Figure record listings
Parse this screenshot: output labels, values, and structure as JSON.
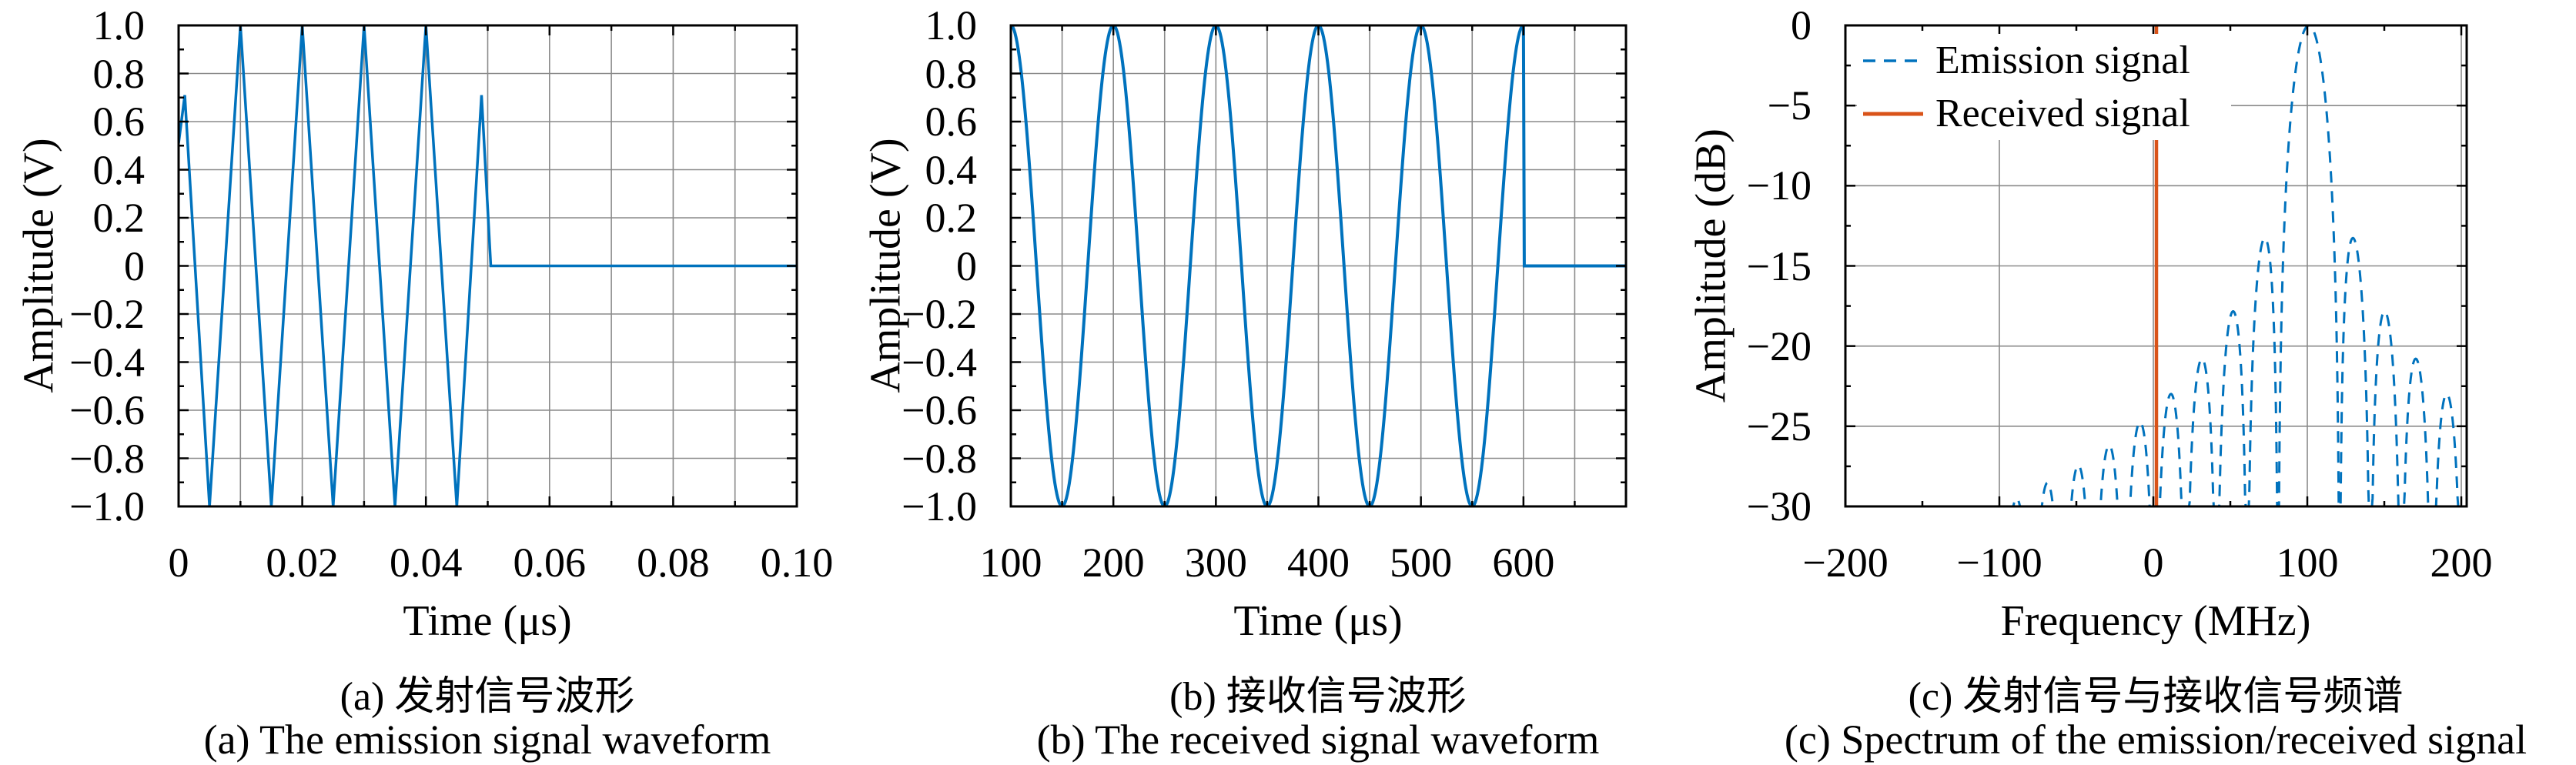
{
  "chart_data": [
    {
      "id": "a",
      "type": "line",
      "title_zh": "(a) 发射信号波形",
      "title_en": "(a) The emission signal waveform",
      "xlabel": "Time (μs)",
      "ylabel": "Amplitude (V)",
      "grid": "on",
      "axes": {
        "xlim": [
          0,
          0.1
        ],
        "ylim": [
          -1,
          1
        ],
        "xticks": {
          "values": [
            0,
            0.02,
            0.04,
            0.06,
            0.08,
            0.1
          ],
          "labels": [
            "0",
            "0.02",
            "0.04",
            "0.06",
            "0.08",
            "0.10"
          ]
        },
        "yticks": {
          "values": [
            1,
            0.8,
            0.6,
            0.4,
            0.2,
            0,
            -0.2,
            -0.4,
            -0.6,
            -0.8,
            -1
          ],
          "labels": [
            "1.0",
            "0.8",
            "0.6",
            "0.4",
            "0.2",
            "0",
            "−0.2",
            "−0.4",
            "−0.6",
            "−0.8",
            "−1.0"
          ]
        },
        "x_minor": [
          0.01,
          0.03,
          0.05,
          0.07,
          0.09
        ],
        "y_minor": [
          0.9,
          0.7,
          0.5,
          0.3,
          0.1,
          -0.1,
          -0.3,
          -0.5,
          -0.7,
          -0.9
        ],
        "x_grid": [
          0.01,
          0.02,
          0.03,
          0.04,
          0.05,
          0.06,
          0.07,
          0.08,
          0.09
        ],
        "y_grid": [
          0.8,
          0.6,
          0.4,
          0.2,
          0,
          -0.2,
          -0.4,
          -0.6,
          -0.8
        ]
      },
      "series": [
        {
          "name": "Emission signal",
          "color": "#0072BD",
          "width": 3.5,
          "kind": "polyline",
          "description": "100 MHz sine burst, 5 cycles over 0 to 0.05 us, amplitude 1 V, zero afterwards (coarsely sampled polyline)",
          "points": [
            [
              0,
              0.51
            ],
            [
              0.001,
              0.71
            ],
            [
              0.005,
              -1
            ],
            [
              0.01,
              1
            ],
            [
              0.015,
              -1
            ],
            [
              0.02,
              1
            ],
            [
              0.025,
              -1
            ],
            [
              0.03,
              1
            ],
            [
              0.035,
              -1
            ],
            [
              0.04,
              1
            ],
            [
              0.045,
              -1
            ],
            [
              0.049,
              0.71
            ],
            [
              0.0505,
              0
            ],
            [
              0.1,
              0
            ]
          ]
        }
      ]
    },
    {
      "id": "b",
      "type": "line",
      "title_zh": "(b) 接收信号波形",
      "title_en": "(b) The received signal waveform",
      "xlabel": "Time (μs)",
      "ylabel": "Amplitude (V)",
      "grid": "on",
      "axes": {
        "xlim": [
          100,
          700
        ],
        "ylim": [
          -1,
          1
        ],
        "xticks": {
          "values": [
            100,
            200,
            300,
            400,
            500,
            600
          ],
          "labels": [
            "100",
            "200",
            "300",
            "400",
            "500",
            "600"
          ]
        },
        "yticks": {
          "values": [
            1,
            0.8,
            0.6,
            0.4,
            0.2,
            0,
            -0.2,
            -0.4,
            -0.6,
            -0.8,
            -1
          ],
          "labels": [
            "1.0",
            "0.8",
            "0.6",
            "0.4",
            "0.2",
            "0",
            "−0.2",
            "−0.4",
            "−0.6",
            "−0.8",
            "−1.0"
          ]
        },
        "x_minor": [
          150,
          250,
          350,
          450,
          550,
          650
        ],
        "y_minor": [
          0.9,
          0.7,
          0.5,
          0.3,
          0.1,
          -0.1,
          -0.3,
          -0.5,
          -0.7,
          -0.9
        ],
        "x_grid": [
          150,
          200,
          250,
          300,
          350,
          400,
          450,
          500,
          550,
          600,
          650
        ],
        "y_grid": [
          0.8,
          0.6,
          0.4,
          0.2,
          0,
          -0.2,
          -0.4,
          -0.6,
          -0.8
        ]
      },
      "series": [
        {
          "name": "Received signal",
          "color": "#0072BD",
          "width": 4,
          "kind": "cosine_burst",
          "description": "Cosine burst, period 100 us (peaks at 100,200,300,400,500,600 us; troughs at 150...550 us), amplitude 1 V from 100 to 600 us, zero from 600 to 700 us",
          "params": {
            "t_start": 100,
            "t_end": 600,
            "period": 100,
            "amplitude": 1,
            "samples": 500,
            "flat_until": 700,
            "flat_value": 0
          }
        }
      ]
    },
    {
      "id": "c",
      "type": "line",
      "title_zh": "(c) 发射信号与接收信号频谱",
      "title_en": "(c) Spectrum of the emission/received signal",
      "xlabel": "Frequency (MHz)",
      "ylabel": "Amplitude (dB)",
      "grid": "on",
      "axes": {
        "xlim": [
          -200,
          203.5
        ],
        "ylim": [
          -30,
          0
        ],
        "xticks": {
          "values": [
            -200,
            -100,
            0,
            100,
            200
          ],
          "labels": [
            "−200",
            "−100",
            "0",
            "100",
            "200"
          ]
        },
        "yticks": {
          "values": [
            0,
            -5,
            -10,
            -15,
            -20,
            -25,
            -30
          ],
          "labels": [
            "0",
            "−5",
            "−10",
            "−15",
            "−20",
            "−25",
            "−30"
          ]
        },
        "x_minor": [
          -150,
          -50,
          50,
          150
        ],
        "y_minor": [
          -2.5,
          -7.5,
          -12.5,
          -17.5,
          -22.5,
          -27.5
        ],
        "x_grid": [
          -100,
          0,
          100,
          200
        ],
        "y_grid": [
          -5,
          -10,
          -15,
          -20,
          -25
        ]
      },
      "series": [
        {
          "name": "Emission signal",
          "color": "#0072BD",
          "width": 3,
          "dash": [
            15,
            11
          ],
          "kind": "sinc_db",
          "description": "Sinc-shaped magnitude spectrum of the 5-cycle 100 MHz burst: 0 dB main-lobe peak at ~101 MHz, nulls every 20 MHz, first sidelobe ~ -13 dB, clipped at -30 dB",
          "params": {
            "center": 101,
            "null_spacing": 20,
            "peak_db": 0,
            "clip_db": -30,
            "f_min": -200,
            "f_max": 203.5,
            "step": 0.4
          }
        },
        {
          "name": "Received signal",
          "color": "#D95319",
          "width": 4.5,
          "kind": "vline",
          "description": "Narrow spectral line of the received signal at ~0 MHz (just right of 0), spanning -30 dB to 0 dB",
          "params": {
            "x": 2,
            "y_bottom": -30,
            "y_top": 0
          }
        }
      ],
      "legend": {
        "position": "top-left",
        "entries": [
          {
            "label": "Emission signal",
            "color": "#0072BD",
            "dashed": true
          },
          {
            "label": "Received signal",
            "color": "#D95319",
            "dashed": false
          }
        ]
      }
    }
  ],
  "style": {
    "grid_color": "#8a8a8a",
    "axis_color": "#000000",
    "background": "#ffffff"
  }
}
==
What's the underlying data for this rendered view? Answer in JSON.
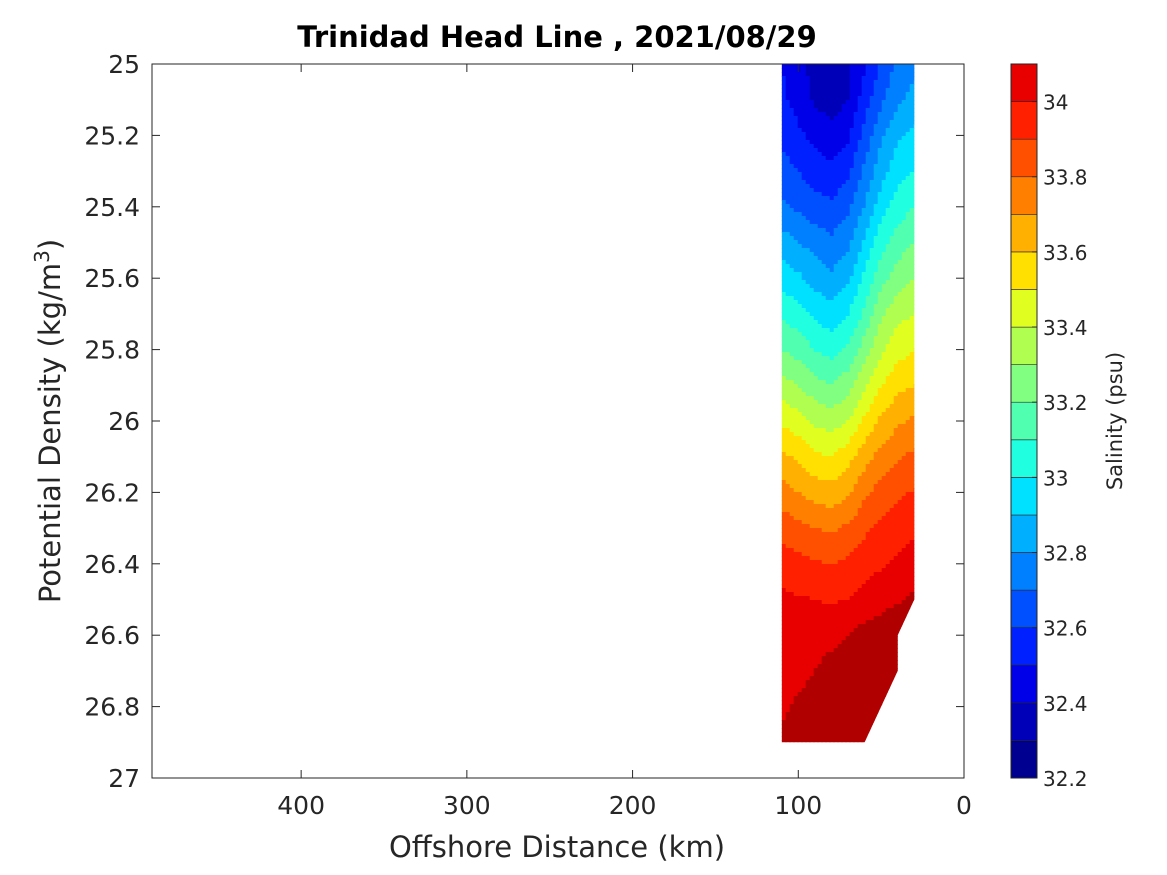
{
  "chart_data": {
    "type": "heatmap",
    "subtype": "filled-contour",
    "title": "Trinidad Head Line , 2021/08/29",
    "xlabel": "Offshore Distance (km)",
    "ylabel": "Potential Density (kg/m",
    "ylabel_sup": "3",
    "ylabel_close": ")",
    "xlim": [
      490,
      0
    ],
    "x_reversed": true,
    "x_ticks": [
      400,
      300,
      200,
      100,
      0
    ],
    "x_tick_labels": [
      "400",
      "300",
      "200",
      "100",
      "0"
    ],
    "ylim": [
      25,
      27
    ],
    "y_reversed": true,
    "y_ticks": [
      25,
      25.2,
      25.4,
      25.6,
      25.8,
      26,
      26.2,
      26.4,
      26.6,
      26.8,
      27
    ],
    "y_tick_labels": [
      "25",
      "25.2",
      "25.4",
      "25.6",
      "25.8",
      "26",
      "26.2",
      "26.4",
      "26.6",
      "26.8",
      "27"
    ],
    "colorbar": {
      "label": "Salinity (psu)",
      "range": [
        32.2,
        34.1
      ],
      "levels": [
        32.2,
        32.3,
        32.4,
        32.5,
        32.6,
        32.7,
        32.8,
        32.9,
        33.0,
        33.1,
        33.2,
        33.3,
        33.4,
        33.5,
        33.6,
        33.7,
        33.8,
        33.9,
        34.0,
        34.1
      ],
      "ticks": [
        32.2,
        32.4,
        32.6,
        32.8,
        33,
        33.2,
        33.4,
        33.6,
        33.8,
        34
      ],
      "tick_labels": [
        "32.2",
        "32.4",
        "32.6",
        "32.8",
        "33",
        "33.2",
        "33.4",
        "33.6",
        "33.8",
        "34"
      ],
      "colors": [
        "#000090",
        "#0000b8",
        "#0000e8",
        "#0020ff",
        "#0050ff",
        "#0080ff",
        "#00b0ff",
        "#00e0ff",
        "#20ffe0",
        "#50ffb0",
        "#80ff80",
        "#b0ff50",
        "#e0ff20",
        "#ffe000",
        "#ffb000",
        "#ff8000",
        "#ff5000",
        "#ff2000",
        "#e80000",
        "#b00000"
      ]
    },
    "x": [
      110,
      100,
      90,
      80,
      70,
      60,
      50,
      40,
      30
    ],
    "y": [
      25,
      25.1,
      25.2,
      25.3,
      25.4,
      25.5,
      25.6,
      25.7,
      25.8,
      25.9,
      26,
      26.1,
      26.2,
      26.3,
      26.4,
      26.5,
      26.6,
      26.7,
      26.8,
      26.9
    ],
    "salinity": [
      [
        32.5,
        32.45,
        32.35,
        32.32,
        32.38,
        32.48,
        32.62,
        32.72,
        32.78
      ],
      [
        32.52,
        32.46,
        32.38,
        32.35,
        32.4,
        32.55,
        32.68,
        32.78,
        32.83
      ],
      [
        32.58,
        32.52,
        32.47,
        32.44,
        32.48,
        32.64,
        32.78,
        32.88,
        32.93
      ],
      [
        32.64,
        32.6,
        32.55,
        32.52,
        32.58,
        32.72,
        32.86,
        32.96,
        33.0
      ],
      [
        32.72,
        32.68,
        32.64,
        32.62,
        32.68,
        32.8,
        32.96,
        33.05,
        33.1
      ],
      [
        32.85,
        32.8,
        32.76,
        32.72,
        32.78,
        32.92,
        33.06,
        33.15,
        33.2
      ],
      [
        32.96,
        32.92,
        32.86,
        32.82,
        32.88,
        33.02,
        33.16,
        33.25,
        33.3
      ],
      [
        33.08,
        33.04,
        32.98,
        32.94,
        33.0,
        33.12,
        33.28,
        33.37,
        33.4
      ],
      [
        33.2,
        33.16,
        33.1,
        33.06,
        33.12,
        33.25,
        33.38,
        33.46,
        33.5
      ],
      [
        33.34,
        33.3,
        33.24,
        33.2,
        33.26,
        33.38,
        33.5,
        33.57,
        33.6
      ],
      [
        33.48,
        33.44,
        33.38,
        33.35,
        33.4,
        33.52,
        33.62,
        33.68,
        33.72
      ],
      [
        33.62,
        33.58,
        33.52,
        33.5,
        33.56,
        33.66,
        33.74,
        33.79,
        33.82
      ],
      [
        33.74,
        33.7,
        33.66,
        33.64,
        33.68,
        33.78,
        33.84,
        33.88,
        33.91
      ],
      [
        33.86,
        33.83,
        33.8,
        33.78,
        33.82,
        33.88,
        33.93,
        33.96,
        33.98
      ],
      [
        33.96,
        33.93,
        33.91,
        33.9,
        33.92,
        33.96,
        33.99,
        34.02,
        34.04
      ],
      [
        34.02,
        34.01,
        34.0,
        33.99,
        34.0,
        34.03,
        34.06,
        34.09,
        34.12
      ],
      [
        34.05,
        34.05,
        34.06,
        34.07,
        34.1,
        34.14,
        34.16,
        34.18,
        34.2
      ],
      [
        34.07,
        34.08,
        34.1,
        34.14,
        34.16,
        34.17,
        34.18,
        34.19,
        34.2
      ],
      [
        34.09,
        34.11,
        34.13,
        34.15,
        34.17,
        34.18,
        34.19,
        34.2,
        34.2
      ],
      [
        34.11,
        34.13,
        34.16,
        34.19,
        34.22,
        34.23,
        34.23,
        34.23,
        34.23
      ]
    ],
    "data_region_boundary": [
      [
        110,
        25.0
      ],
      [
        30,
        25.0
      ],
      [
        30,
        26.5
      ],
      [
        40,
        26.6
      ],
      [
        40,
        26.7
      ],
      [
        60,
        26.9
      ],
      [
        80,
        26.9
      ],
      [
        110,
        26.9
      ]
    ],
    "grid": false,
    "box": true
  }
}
--
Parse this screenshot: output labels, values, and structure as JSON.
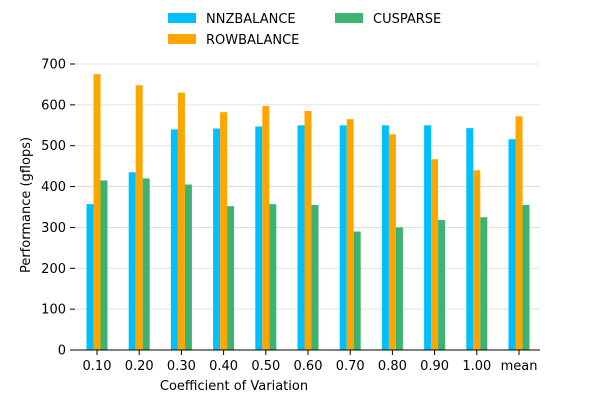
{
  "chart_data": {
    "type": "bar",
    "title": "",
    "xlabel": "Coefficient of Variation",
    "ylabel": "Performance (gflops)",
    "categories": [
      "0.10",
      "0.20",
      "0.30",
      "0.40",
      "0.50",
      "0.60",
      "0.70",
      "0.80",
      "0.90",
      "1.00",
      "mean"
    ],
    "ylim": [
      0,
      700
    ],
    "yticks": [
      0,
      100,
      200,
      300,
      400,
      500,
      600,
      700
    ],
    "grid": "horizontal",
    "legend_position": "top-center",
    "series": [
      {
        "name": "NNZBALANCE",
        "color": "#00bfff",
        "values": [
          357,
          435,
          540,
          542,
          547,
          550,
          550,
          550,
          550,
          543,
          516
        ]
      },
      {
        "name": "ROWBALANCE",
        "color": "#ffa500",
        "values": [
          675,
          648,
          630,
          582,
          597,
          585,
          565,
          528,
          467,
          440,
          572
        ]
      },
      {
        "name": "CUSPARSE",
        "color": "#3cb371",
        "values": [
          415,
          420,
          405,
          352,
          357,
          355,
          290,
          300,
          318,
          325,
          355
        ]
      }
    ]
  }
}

**GIVEN PROBLEM:** Go through the data above and find the lines with the word "period". Copy each of those lines.

**WRITTEN REPLY:**
          "description": "Cosine burst, period 100 us (peaks at 100,200,300,400,500,600 us; troughs at 150...550 us), amplitude 1 V from 100 to 600 us, zero from 600 to 700 us",
            "period": 100,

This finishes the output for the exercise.